*** Supplied data ***

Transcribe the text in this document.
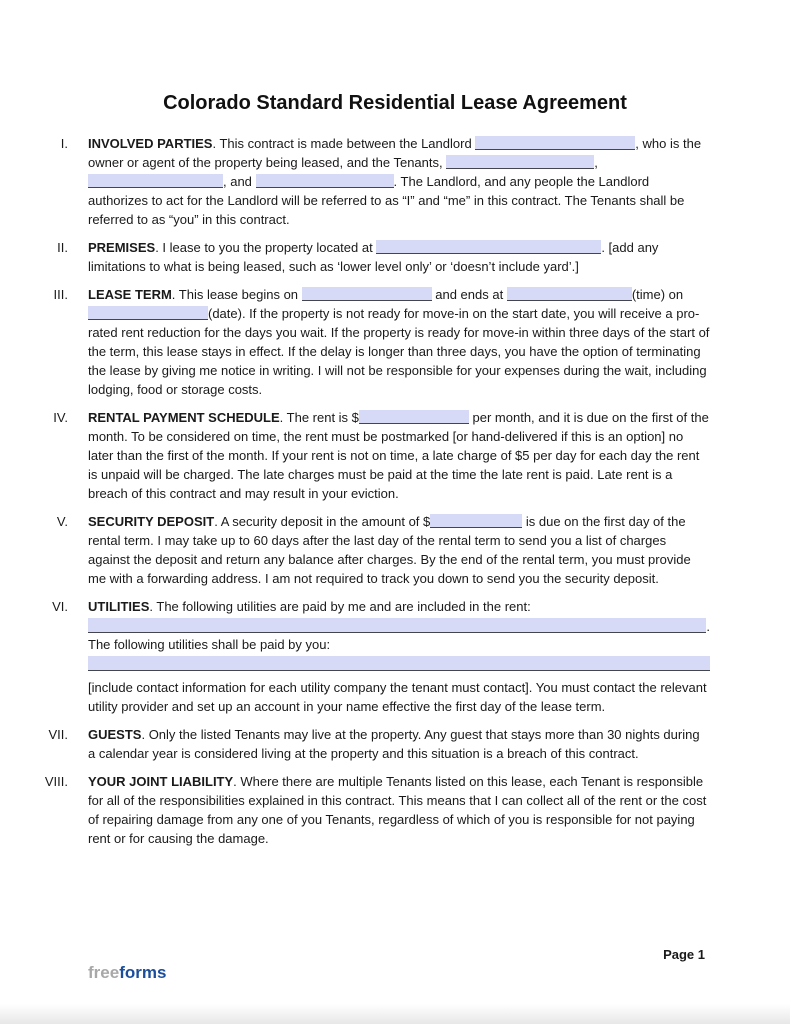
Colorado Standard Residential Lease Agreement
I. INVOLVED PARTIES. This contract is made between the Landlord	, who is the owner or agent of the property being leased, and the Tenants,	, , and	. The Landlord, and any people the Landlord authorizes to act for the Landlord will be referred to as “I” and “me” in this contract. The Tenants shall be referred to as “you” in this contract.
II. PREMISES. I lease to you the property located at	. [add any limitations to what is being leased, such as ‘lower level only’ or ‘doesn’t include yard’.]
III. LEASE TERM. This lease begins on	and ends at	(time) on (date). If the property is not ready for move-in on the start date, you will receive a pro-rated rent reduction for the days you wait. If the property is ready for move-in within three days of the start of the term, this lease stays in effect. If the delay is longer than three days, you have the option of terminating the lease by giving me notice in writing. I will not be responsible for your expenses during the wait, including lodging, food or storage costs.
IV. RENTAL PAYMENT SCHEDULE. The rent is $	per month, and it is due on the first of the month. To be considered on time, the rent must be postmarked [or hand-delivered if this is an option] no later than the first of the month. If your rent is not on time, a late charge of $5 per day for each day the rent is unpaid will be charged. The late charges must be paid at the time the late rent is paid. Late rent is a breach of this contract and may result in your eviction.
V. SECURITY DEPOSIT. A security deposit in the amount of $	is due on the first day of the rental term. I may take up to 60 days after the last day of the rental term to send you a list of charges against the deposit and return any balance after charges. By the end of the rental term, you must provide me with a forwarding address. I am not required to track you down to send you the security deposit.
VI. UTILITIES. The following utilities are paid by me and are included in the rent:
.
The following utilities shall be paid by you:
[include contact information for each utility company the tenant must contact]. You must contact the relevant utility provider and set up an account in your name effective the first day of the lease term.
VII. GUESTS. Only the listed Tenants may live at the property. Any guest that stays more than 30 nights during a calendar year is considered living at the property and this situation is a breach of this contract.
VIII. YOUR JOINT LIABILITY. Where there are multiple Tenants listed on this lease, each Tenant is responsible for all of the responsibilities explained in this contract. This means that I can collect all of the rent or the cost of repairing damage from any one of you Tenants, regardless of which of you is responsible for not paying rent or for causing the damage.
Page 1
freeforms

***

Your goal
What is the number of lines that contain "being"? Reply with that number alone.

Response
2